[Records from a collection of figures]

----

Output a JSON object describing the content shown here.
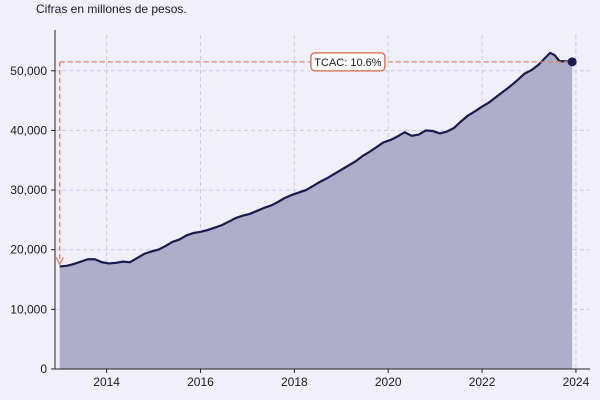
{
  "chart_data": {
    "type": "area",
    "subtitle": "Cifras en millones de pesos.",
    "xlim": [
      2012.9,
      2024.3
    ],
    "ylim": [
      0,
      56000
    ],
    "xticks": [
      {
        "value": 2014,
        "label": "2014"
      },
      {
        "value": 2016,
        "label": "2016"
      },
      {
        "value": 2018,
        "label": "2018"
      },
      {
        "value": 2020,
        "label": "2020"
      },
      {
        "value": 2022,
        "label": "2022"
      },
      {
        "value": 2024,
        "label": "2024"
      }
    ],
    "yticks": [
      {
        "value": 0,
        "label": "0"
      },
      {
        "value": 10000,
        "label": "10,000"
      },
      {
        "value": 20000,
        "label": "20,000"
      },
      {
        "value": 30000,
        "label": "30,000"
      },
      {
        "value": 40000,
        "label": "40,000"
      },
      {
        "value": 50000,
        "label": "50,000"
      }
    ],
    "grid": true,
    "colors": {
      "area_fill": "#aeaecb",
      "line": "#1a1a4e",
      "end_marker": "#1a1a4e",
      "annotation": "#e8805e",
      "grid": "#c9c9ee"
    },
    "annotation": {
      "text": "TCAC: 10.6%",
      "start": {
        "x": 2013.0,
        "y": 17200
      },
      "end": {
        "x": 2023.92,
        "y": 51500
      }
    },
    "series": [
      {
        "x": [
          2013.0,
          2013.15,
          2013.3,
          2013.45,
          2013.6,
          2013.75,
          2013.9,
          2014.05,
          2014.2,
          2014.35,
          2014.5,
          2014.65,
          2014.8,
          2014.95,
          2015.1,
          2015.25,
          2015.4,
          2015.55,
          2015.7,
          2015.85,
          2016.0,
          2016.15,
          2016.3,
          2016.45,
          2016.6,
          2016.75,
          2016.9,
          2017.05,
          2017.2,
          2017.35,
          2017.5,
          2017.65,
          2017.8,
          2017.95,
          2018.1,
          2018.25,
          2018.4,
          2018.55,
          2018.7,
          2018.85,
          2019.0,
          2019.15,
          2019.3,
          2019.45,
          2019.6,
          2019.75,
          2019.9,
          2020.05,
          2020.2,
          2020.35,
          2020.5,
          2020.65,
          2020.8,
          2020.95,
          2021.1,
          2021.25,
          2021.4,
          2021.55,
          2021.7,
          2021.85,
          2022.0,
          2022.15,
          2022.3,
          2022.45,
          2022.6,
          2022.75,
          2022.9,
          2023.05,
          2023.2,
          2023.35,
          2023.45,
          2023.55,
          2023.65,
          2023.75,
          2023.92
        ],
        "y": [
          17200,
          17300,
          17600,
          18000,
          18400,
          18400,
          17900,
          17700,
          17800,
          18000,
          17900,
          18600,
          19300,
          19700,
          20000,
          20600,
          21300,
          21700,
          22400,
          22800,
          23000,
          23300,
          23700,
          24100,
          24700,
          25300,
          25700,
          26000,
          26500,
          27000,
          27400,
          28000,
          28700,
          29200,
          29600,
          30000,
          30700,
          31400,
          32000,
          32700,
          33400,
          34100,
          34800,
          35700,
          36400,
          37200,
          38000,
          38400,
          39000,
          39700,
          39100,
          39300,
          40000,
          39900,
          39500,
          39800,
          40400,
          41500,
          42500,
          43200,
          44000,
          44700,
          45600,
          46500,
          47400,
          48400,
          49500,
          50100,
          51000,
          52200,
          53000,
          52600,
          51600,
          51600,
          51500
        ]
      }
    ]
  }
}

----

#### What is expected
Reproduce each entry verbatim, excluding any embedded images.

#### Answer to this exercise
Output a JSON object describing the content shown here.
{
  "chart_data": {
    "type": "area",
    "subtitle": "Cifras en millones de pesos.",
    "xlim": [
      2012.9,
      2024.3
    ],
    "ylim": [
      0,
      56000
    ],
    "xticks": [
      {
        "value": 2014,
        "label": "2014"
      },
      {
        "value": 2016,
        "label": "2016"
      },
      {
        "value": 2018,
        "label": "2018"
      },
      {
        "value": 2020,
        "label": "2020"
      },
      {
        "value": 2022,
        "label": "2022"
      },
      {
        "value": 2024,
        "label": "2024"
      }
    ],
    "yticks": [
      {
        "value": 0,
        "label": "0"
      },
      {
        "value": 10000,
        "label": "10,000"
      },
      {
        "value": 20000,
        "label": "20,000"
      },
      {
        "value": 30000,
        "label": "30,000"
      },
      {
        "value": 40000,
        "label": "40,000"
      },
      {
        "value": 50000,
        "label": "50,000"
      }
    ],
    "grid": true,
    "colors": {
      "area_fill": "#aeaecb",
      "line": "#1a1a4e",
      "end_marker": "#1a1a4e",
      "annotation": "#e8805e",
      "grid": "#c9c9ee"
    },
    "annotation": {
      "text": "TCAC: 10.6%",
      "start": {
        "x": 2013.0,
        "y": 17200
      },
      "end": {
        "x": 2023.92,
        "y": 51500
      }
    },
    "series": [
      {
        "x": [
          2013.0,
          2013.15,
          2013.3,
          2013.45,
          2013.6,
          2013.75,
          2013.9,
          2014.05,
          2014.2,
          2014.35,
          2014.5,
          2014.65,
          2014.8,
          2014.95,
          2015.1,
          2015.25,
          2015.4,
          2015.55,
          2015.7,
          2015.85,
          2016.0,
          2016.15,
          2016.3,
          2016.45,
          2016.6,
          2016.75,
          2016.9,
          2017.05,
          2017.2,
          2017.35,
          2017.5,
          2017.65,
          2017.8,
          2017.95,
          2018.1,
          2018.25,
          2018.4,
          2018.55,
          2018.7,
          2018.85,
          2019.0,
          2019.15,
          2019.3,
          2019.45,
          2019.6,
          2019.75,
          2019.9,
          2020.05,
          2020.2,
          2020.35,
          2020.5,
          2020.65,
          2020.8,
          2020.95,
          2021.1,
          2021.25,
          2021.4,
          2021.55,
          2021.7,
          2021.85,
          2022.0,
          2022.15,
          2022.3,
          2022.45,
          2022.6,
          2022.75,
          2022.9,
          2023.05,
          2023.2,
          2023.35,
          2023.45,
          2023.55,
          2023.65,
          2023.75,
          2023.92
        ],
        "y": [
          17200,
          17300,
          17600,
          18000,
          18400,
          18400,
          17900,
          17700,
          17800,
          18000,
          17900,
          18600,
          19300,
          19700,
          20000,
          20600,
          21300,
          21700,
          22400,
          22800,
          23000,
          23300,
          23700,
          24100,
          24700,
          25300,
          25700,
          26000,
          26500,
          27000,
          27400,
          28000,
          28700,
          29200,
          29600,
          30000,
          30700,
          31400,
          32000,
          32700,
          33400,
          34100,
          34800,
          35700,
          36400,
          37200,
          38000,
          38400,
          39000,
          39700,
          39100,
          39300,
          40000,
          39900,
          39500,
          39800,
          40400,
          41500,
          42500,
          43200,
          44000,
          44700,
          45600,
          46500,
          47400,
          48400,
          49500,
          50100,
          51000,
          52200,
          53000,
          52600,
          51600,
          51600,
          51500
        ]
      }
    ]
  }
}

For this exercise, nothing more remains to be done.